* [INPUT ROWS]
------

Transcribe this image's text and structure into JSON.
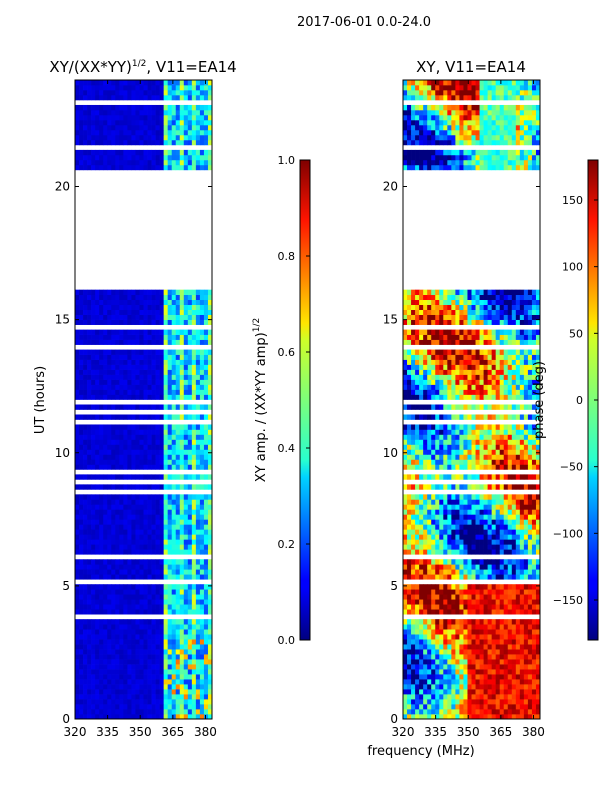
{
  "suptitle": "2017-06-01 0.0-24.0",
  "shared_xlabel": "frequency (MHz)",
  "chart_data": [
    {
      "type": "heatmap",
      "title_main": "XY/(XX*YY)",
      "title_sup": "1/2",
      "title_rest": ", V11=EA14",
      "xlabel": "",
      "ylabel": "UT (hours)",
      "xlim": [
        320,
        383
      ],
      "ylim": [
        0,
        24
      ],
      "xticks": [
        320,
        335,
        350,
        365,
        380
      ],
      "yticks": [
        0,
        5,
        10,
        15,
        20
      ],
      "colorbar": {
        "label_main": "XY amp. / (XX*YY amp)",
        "label_sup": "1/2",
        "range": [
          0.0,
          1.0
        ],
        "ticks": [
          "0.0",
          "0.2",
          "0.4",
          "0.6",
          "0.8",
          "1.0"
        ],
        "colormap": "jet"
      },
      "data_gaps_hours": [
        [
          16.4,
          20.6
        ]
      ],
      "notes": "low amplitude (~0.05) below 361 MHz; elevated (0.2-0.6) in 362-383 MHz band"
    },
    {
      "type": "heatmap",
      "title_main": "XY, V11=EA14",
      "title_sup": "",
      "title_rest": "",
      "xlabel": "",
      "ylabel": "",
      "xlim": [
        320,
        383
      ],
      "ylim": [
        0,
        24
      ],
      "xticks": [
        320,
        335,
        350,
        365,
        380
      ],
      "yticks": [
        0,
        5,
        10,
        15,
        20
      ],
      "colorbar": {
        "label_main": "phase (deg)",
        "label_sup": "",
        "range": [
          -180,
          180
        ],
        "ticks": [
          "−150",
          "−100",
          "−50",
          "0",
          "50",
          "100",
          "150"
        ],
        "tick_values": [
          -150,
          -100,
          -50,
          0,
          50,
          100,
          150
        ],
        "colormap": "jet"
      },
      "data_gaps_hours": [
        [
          16.2,
          20.6
        ]
      ],
      "notes": "phase varies widely; mostly red/orange above 350 MHz at 0-5 h, mixed elsewhere"
    }
  ]
}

------

* [DO THIS] Omit all pictures while transcribing the entries verbatim.

* [TASK RESULT]
Transcribe this image's text and structure into JSON.
{
  "suptitle": "2017-06-01 0.0-24.0",
  "shared_xlabel": "frequency (MHz)",
  "chart_data": [
    {
      "type": "heatmap",
      "title_main": "XY/(XX*YY)",
      "title_sup": "1/2",
      "title_rest": ", V11=EA14",
      "xlabel": "",
      "ylabel": "UT (hours)",
      "xlim": [
        320,
        383
      ],
      "ylim": [
        0,
        24
      ],
      "xticks": [
        320,
        335,
        350,
        365,
        380
      ],
      "yticks": [
        0,
        5,
        10,
        15,
        20
      ],
      "colorbar": {
        "label_main": "XY amp. / (XX*YY amp)",
        "label_sup": "1/2",
        "range": [
          0.0,
          1.0
        ],
        "ticks": [
          "0.0",
          "0.2",
          "0.4",
          "0.6",
          "0.8",
          "1.0"
        ],
        "colormap": "jet"
      },
      "data_gaps_hours": [
        [
          16.4,
          20.6
        ]
      ],
      "notes": "low amplitude (~0.05) below 361 MHz; elevated (0.2-0.6) in 362-383 MHz band"
    },
    {
      "type": "heatmap",
      "title_main": "XY, V11=EA14",
      "title_sup": "",
      "title_rest": "",
      "xlabel": "",
      "ylabel": "",
      "xlim": [
        320,
        383
      ],
      "ylim": [
        0,
        24
      ],
      "xticks": [
        320,
        335,
        350,
        365,
        380
      ],
      "yticks": [
        0,
        5,
        10,
        15,
        20
      ],
      "colorbar": {
        "label_main": "phase (deg)",
        "label_sup": "",
        "range": [
          -180,
          180
        ],
        "ticks": [
          "−150",
          "−100",
          "−50",
          "0",
          "50",
          "100",
          "150"
        ],
        "tick_values": [
          -150,
          -100,
          -50,
          0,
          50,
          100,
          150
        ],
        "colormap": "jet"
      },
      "data_gaps_hours": [
        [
          16.2,
          20.6
        ]
      ],
      "notes": "phase varies widely; mostly red/orange above 350 MHz at 0-5 h, mixed elsewhere"
    }
  ]
}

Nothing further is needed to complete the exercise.